Goal of the exercise
In the records below, pick out all lines containing the word "from".

Dataset extract
□ □ □ □ □ □ □
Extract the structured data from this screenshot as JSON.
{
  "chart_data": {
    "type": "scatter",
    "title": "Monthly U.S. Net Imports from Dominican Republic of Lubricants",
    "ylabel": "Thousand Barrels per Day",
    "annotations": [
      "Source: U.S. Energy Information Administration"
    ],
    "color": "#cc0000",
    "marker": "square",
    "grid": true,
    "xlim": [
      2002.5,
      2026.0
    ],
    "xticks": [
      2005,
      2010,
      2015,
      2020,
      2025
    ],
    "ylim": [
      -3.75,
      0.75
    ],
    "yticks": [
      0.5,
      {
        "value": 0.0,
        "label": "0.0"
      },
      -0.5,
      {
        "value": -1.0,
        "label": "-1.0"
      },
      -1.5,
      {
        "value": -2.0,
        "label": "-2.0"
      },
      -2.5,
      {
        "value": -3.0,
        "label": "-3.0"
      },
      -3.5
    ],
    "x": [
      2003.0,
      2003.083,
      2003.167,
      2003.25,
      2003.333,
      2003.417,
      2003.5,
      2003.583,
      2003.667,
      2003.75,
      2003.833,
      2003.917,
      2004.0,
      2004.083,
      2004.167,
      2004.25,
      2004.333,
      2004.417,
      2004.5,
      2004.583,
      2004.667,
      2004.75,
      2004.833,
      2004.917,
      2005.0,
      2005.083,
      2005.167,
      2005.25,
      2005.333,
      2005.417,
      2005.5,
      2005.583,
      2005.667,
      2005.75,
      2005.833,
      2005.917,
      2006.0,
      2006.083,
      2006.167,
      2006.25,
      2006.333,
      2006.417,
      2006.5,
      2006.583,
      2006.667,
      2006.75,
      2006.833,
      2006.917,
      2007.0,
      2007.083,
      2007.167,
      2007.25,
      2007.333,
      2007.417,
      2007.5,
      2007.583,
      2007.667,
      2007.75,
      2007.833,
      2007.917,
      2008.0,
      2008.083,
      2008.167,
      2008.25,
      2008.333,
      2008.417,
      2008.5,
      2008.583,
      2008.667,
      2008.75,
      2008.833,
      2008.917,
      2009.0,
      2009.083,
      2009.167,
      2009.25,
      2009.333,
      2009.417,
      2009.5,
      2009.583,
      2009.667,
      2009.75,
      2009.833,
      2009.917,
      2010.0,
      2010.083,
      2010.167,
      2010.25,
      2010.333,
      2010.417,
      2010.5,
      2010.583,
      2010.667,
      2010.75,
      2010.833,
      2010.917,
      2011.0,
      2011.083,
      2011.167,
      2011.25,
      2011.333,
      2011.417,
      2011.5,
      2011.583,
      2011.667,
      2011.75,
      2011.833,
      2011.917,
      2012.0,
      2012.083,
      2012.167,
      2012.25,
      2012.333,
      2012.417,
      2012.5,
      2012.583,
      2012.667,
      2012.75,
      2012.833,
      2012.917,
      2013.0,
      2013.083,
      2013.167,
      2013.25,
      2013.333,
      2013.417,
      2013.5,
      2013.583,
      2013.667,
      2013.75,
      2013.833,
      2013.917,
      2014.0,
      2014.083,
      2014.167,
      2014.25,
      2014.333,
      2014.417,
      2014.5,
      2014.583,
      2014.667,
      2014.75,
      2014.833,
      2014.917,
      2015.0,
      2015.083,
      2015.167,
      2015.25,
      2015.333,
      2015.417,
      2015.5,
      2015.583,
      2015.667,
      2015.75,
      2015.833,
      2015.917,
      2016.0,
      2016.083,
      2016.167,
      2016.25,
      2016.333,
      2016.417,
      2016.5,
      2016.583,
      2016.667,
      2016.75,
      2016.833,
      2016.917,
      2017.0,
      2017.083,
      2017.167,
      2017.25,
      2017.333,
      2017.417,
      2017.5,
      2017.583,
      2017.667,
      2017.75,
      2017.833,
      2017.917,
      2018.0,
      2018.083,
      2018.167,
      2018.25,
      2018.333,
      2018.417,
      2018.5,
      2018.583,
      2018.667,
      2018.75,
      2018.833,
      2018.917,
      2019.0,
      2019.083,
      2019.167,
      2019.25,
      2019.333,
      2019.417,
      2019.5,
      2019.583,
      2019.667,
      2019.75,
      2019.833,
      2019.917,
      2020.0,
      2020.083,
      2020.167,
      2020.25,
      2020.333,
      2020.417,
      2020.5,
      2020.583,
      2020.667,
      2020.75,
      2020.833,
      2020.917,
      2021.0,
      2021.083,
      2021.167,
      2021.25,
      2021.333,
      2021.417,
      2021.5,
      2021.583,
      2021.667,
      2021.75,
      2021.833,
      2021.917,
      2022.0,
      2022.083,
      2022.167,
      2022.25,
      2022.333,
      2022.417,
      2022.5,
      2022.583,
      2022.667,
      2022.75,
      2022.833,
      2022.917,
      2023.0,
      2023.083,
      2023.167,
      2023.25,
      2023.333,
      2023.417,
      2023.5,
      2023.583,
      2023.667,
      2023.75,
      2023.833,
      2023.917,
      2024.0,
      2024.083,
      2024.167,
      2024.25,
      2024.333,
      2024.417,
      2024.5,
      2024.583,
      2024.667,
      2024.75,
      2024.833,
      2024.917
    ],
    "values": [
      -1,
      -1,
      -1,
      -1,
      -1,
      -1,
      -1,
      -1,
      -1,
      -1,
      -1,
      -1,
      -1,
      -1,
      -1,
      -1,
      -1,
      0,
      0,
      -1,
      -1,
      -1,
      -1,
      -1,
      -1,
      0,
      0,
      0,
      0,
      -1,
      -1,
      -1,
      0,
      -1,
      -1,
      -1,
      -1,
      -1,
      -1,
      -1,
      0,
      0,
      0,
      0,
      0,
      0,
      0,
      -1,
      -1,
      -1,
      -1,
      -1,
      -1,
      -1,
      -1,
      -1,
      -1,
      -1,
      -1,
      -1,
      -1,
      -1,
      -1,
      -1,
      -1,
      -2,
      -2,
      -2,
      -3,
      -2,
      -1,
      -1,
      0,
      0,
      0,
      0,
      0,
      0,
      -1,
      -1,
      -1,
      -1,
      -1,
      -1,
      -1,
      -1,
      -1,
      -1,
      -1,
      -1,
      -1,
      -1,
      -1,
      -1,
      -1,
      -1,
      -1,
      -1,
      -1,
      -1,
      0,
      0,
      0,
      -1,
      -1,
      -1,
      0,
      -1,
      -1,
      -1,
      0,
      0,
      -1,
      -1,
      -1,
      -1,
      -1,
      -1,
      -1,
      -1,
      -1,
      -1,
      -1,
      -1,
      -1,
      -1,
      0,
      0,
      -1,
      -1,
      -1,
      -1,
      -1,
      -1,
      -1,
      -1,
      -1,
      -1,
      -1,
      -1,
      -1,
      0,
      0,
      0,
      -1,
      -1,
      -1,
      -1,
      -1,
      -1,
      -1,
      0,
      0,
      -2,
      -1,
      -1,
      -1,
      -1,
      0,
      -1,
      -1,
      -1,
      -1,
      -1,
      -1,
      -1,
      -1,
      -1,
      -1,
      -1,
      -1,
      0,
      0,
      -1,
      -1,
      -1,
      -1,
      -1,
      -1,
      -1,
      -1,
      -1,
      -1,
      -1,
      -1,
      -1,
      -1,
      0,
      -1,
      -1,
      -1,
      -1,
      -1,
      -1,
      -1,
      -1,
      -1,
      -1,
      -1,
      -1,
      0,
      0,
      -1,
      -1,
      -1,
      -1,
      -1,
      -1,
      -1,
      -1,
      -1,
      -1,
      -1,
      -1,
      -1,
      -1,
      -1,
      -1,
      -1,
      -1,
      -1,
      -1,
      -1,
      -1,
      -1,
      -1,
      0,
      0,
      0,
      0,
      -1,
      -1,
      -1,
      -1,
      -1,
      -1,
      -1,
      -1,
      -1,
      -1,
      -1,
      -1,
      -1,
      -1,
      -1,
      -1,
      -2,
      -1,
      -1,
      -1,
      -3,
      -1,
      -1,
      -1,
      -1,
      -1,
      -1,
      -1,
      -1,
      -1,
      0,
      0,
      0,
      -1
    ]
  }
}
□ □ □ □ □ □ □
Reply
Extract the structured data from this screenshot as JSON.
    "title": "Monthly U.S. Net Imports from Dominican Republic of Lubricants",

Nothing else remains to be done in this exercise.